Finding character position from a RegEx'd string

Question

Say, I have 'ABBACDA', and I want to find the index of where each A is.

Using Regex in Python, match = re.findall('A', 'ABBACDA') only returns a list.

Any way I can tweak this? Or should I go an entirely different route? I wanted to avoid using a for x in enumerate(str) because I also would like to check for where, say, 'BB' is and what index does it start at.

Answer 1

Use re.finditer()

example 1:

match = re.finditer('A', 'ABBACDA')
for m in match:
    print m.start(), m.end(), m.group(0)

output:

0 1 A
3 4 A
6 7 A

example 2:

match = re.finditer('BB', 'ABBACDA')
for m in match:
    print m.start(), m.end(), m.group(0)

output :

1 3 BB

Answer 2

To John Machin

« (1) in your "find" code, tof is "A", in your regex code, tof is "BB" »

No. There is a 'find' code with tof = 'A' , and there is a code comparing 'find' method and 'regex' method with tof = 'BB'. There' is not an alone 'regex' code with tof = 'BB'

The 'find' code presents this solution in an isolated manner to be clearer because in the second code its lisibility is obfsucated.

I put the definition of pat = re.compile(tof) out of the loops in order to not count the time of its creation in the measured time. As it is in the beginning of the second code, you believed that it is an entirely 'regex' code. That's not so. It's a comparison code.

You should read more thoroughly.

### Given information:

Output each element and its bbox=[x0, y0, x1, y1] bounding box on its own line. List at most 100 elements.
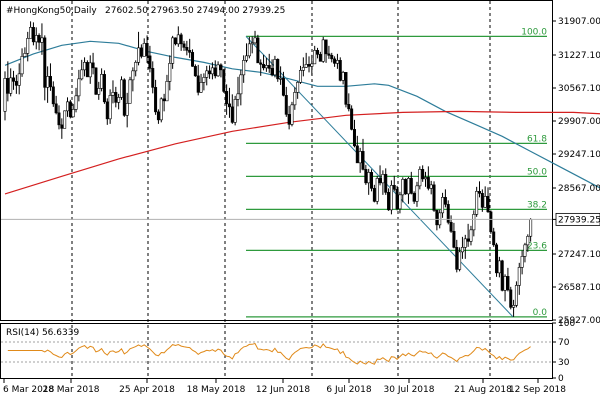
candle-body bbox=[250, 42, 254, 45]
candle-body bbox=[418, 169, 422, 187]
candle-body bbox=[387, 192, 391, 211]
candle-body bbox=[139, 47, 143, 57]
candle-body bbox=[154, 87, 158, 113]
candle-body bbox=[171, 37, 175, 64]
candle-body bbox=[492, 231, 496, 246]
candle-body bbox=[34, 35, 38, 43]
candle-body bbox=[389, 185, 393, 211]
candle-body bbox=[31, 27, 35, 43]
candle-body bbox=[256, 37, 260, 64]
y-tick-label: 29907.00 bbox=[558, 117, 600, 127]
y-tick-label: 26587.10 bbox=[558, 283, 600, 293]
candle-body bbox=[304, 64, 308, 68]
candle-body bbox=[77, 78, 81, 97]
chart-frame bbox=[0, 0, 553, 321]
candle-body bbox=[452, 231, 456, 248]
candle-body bbox=[290, 104, 294, 125]
candle-body bbox=[253, 37, 257, 44]
candle-body bbox=[173, 37, 177, 45]
candle-body bbox=[66, 101, 70, 112]
candle-body bbox=[12, 77, 16, 82]
candle-body bbox=[316, 50, 320, 55]
candle-body bbox=[219, 64, 223, 71]
candle-body bbox=[193, 66, 197, 77]
candle-body bbox=[338, 60, 342, 81]
candle-body bbox=[301, 67, 305, 71]
candle-body bbox=[60, 124, 64, 129]
candle-body bbox=[514, 285, 518, 306]
rsi-tick-label: 0 bbox=[558, 374, 564, 384]
rsi-label: RSI(14) 56.6339 bbox=[6, 328, 79, 338]
candle-body bbox=[134, 62, 138, 72]
candle-body bbox=[279, 78, 283, 80]
candle-body bbox=[168, 63, 172, 82]
x-tick-label: 12 Jun 2018 bbox=[256, 385, 310, 395]
candle-body bbox=[182, 43, 186, 48]
x-tick-label: 6 Mar 2018 bbox=[3, 385, 55, 395]
y-tick-label: 28567.00 bbox=[558, 184, 600, 194]
candle-body bbox=[222, 69, 226, 92]
candle-body bbox=[57, 112, 61, 126]
candle-body bbox=[441, 197, 445, 214]
candle-body bbox=[176, 34, 180, 45]
candle-body bbox=[335, 60, 339, 64]
candle-body bbox=[9, 77, 13, 94]
y-tick-label: 29247.10 bbox=[558, 150, 600, 160]
rsi-line bbox=[7, 342, 531, 365]
candle-body bbox=[350, 108, 354, 130]
candle-body bbox=[216, 64, 220, 77]
candle-body bbox=[321, 39, 325, 62]
candle-body bbox=[347, 104, 351, 110]
candle-body bbox=[23, 53, 27, 57]
x-tick-label: 28 Mar 2018 bbox=[42, 385, 99, 395]
candle-body bbox=[483, 196, 487, 208]
x-tick-label: 25 Apr 2018 bbox=[119, 385, 175, 395]
candle-body bbox=[455, 247, 459, 270]
candle-body bbox=[210, 67, 214, 75]
fib-level-label: 61.8 bbox=[527, 134, 547, 144]
candle-body bbox=[426, 177, 430, 189]
y-tick-label: 31907.00 bbox=[558, 17, 600, 27]
candle-body bbox=[477, 191, 481, 194]
candle-body bbox=[503, 276, 507, 291]
candle-body bbox=[406, 178, 410, 195]
candle-body bbox=[523, 244, 527, 257]
candle-body bbox=[370, 172, 374, 189]
candle-body bbox=[179, 34, 183, 45]
candle-body bbox=[159, 98, 163, 121]
candle-body bbox=[3, 78, 7, 112]
candle-body bbox=[17, 73, 21, 86]
fib-level-label: 50.0 bbox=[527, 167, 547, 177]
candle-body bbox=[259, 62, 263, 65]
candle-body bbox=[63, 110, 67, 129]
candle-body bbox=[378, 178, 382, 184]
candle-body bbox=[156, 111, 160, 121]
candle-body bbox=[151, 68, 155, 88]
candle-body bbox=[51, 86, 55, 105]
candle-body bbox=[497, 260, 501, 274]
last-price-box bbox=[555, 212, 600, 226]
candle-body bbox=[472, 214, 476, 231]
candle-body bbox=[117, 97, 121, 103]
candle-body bbox=[102, 74, 106, 103]
candle-body bbox=[43, 37, 47, 88]
candle-body bbox=[148, 55, 152, 69]
candle-body bbox=[367, 172, 371, 184]
candle-body bbox=[119, 79, 123, 98]
candle-body bbox=[475, 191, 479, 215]
candle-body bbox=[438, 212, 442, 226]
candle-body bbox=[267, 65, 271, 69]
x-tick-label: 21 Aug 2018 bbox=[454, 385, 512, 395]
candle-body bbox=[495, 244, 499, 274]
candle-body bbox=[358, 151, 362, 164]
rsi-tick-label: 70 bbox=[558, 338, 570, 348]
y-tick-label: 25927.00 bbox=[558, 316, 600, 326]
candle-body bbox=[205, 70, 209, 78]
candle-body bbox=[202, 77, 206, 83]
candle-body bbox=[489, 211, 493, 233]
candle-body bbox=[68, 101, 72, 118]
candle-body bbox=[85, 62, 89, 78]
candle-body bbox=[310, 63, 314, 67]
x-tick-label: 6 Jul 2018 bbox=[326, 385, 371, 395]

### Given request 1:
In the regex thread, which function does the first answer recommend using?
### Given request 2:
Output the part of the regex thread starting at "Finding character position" and ending at "returns a list.".
### Given request 3:
Translate this sentence from the regex thread into French: "I put the definition of pat = re.compile(tof) out of the loops in order to not count the time of its creation in the measured time."
The lines were drawn from a separate source, not from the regex thread.

### Full answer 1:
re.finditer()

### Full answer 2:
Finding character position from a RegEx'd string

Question

Say, I have 'ABBACDA', and I want to find the index of where each A is.

Using Regex in Python, match = re.findall('A', 'ABBACDA') only returns a list.

### Full answer 3:
J'ai placé la définition de pat = re.compile(tof) en dehors des boucles afin de ne pas compter le temps de sa création dans le temps mesuré.